RECORD SET -
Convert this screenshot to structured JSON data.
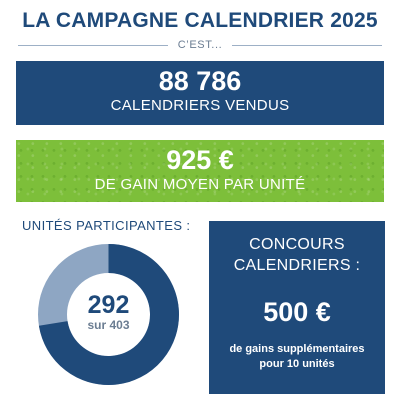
{
  "header": {
    "title": "LA CAMPAGNE CALENDRIER 2025",
    "subtitle": "C’EST..."
  },
  "calendars_sold": {
    "value": "88 786",
    "label": "CALENDRIERS VENDUS"
  },
  "average_gain": {
    "value": "925 €",
    "label": "DE GAIN MOYEN PAR UNITÉ"
  },
  "units": {
    "heading": "UNITÉS PARTICIPANTES :",
    "participating": 292,
    "total": 403,
    "value_text": "292",
    "total_text": "sur 403"
  },
  "contest": {
    "title_line1": "CONCOURS",
    "title_line2": "CALENDRIERS :",
    "amount": "500 €",
    "desc_line1": "de gains supplémentaires",
    "desc_line2": "pour 10 unités"
  },
  "colors": {
    "navy": "#1f4a7a",
    "green": "#7dbf3a",
    "donut_light": "#8ea6c3",
    "donut_dark": "#1f4a7a"
  }
}
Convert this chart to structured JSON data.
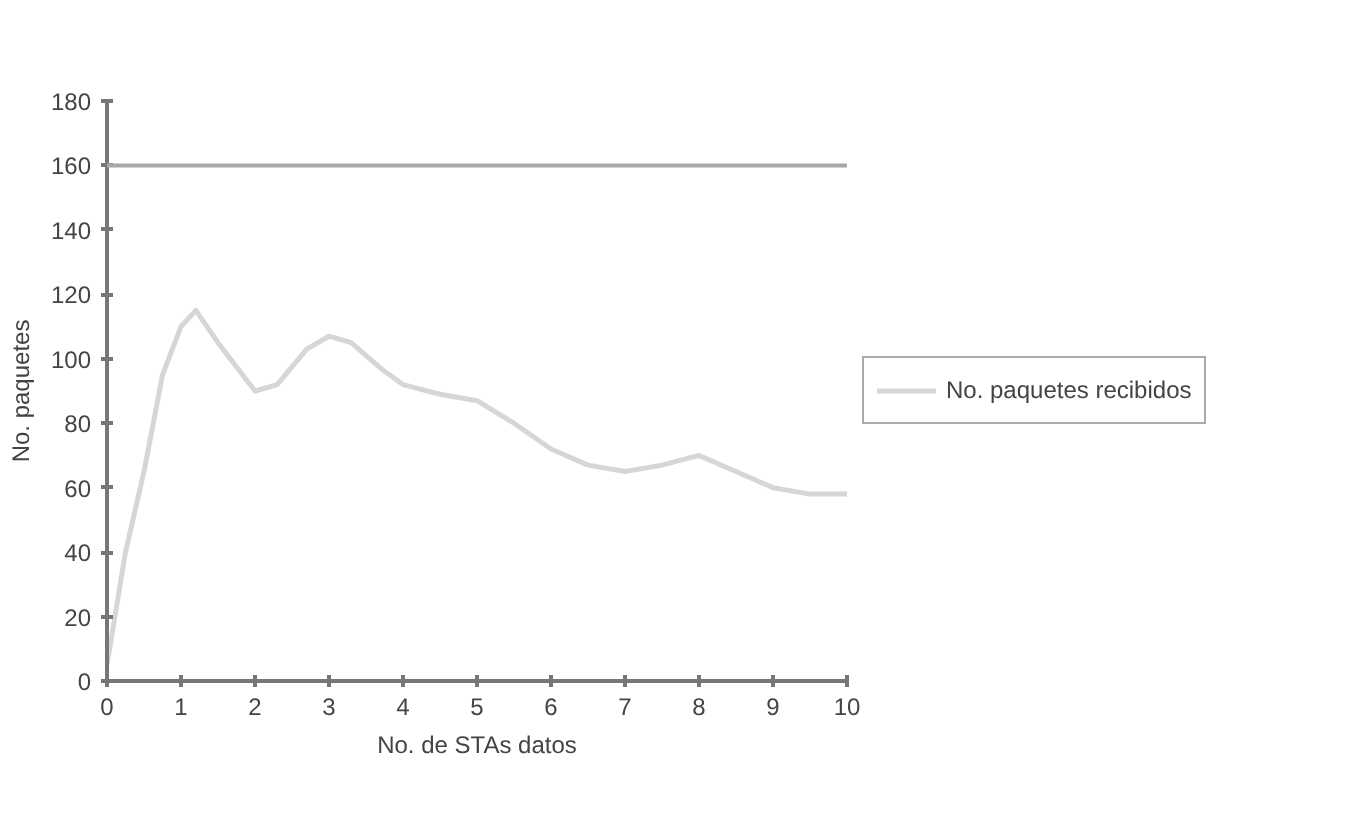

WHAT YOU WILL DO -
Copy each line in full and exactly, omitting any picture.

PROBLEM SOLUTION -
Convert this screenshot to structured JSON data.
{
  "header": {
    "title": "LA CAMPAGNE CALENDRIER 2025",
    "subtitle": "C’EST..."
  },
  "calendars_sold": {
    "value": "88 786",
    "label": "CALENDRIERS VENDUS"
  },
  "average_gain": {
    "value": "925 €",
    "label": "DE GAIN MOYEN PAR UNITÉ"
  },
  "units": {
    "heading": "UNITÉS PARTICIPANTES :",
    "participating": 292,
    "total": 403,
    "value_text": "292",
    "total_text": "sur 403"
  },
  "contest": {
    "title_line1": "CONCOURS",
    "title_line2": "CALENDRIERS :",
    "amount": "500 €",
    "desc_line1": "de gains supplémentaires",
    "desc_line2": "pour 10 unités"
  },
  "colors": {
    "navy": "#1f4a7a",
    "green": "#7dbf3a",
    "donut_light": "#8ea6c3",
    "donut_dark": "#1f4a7a"
  }
}
Convert this chart to structured JSON data.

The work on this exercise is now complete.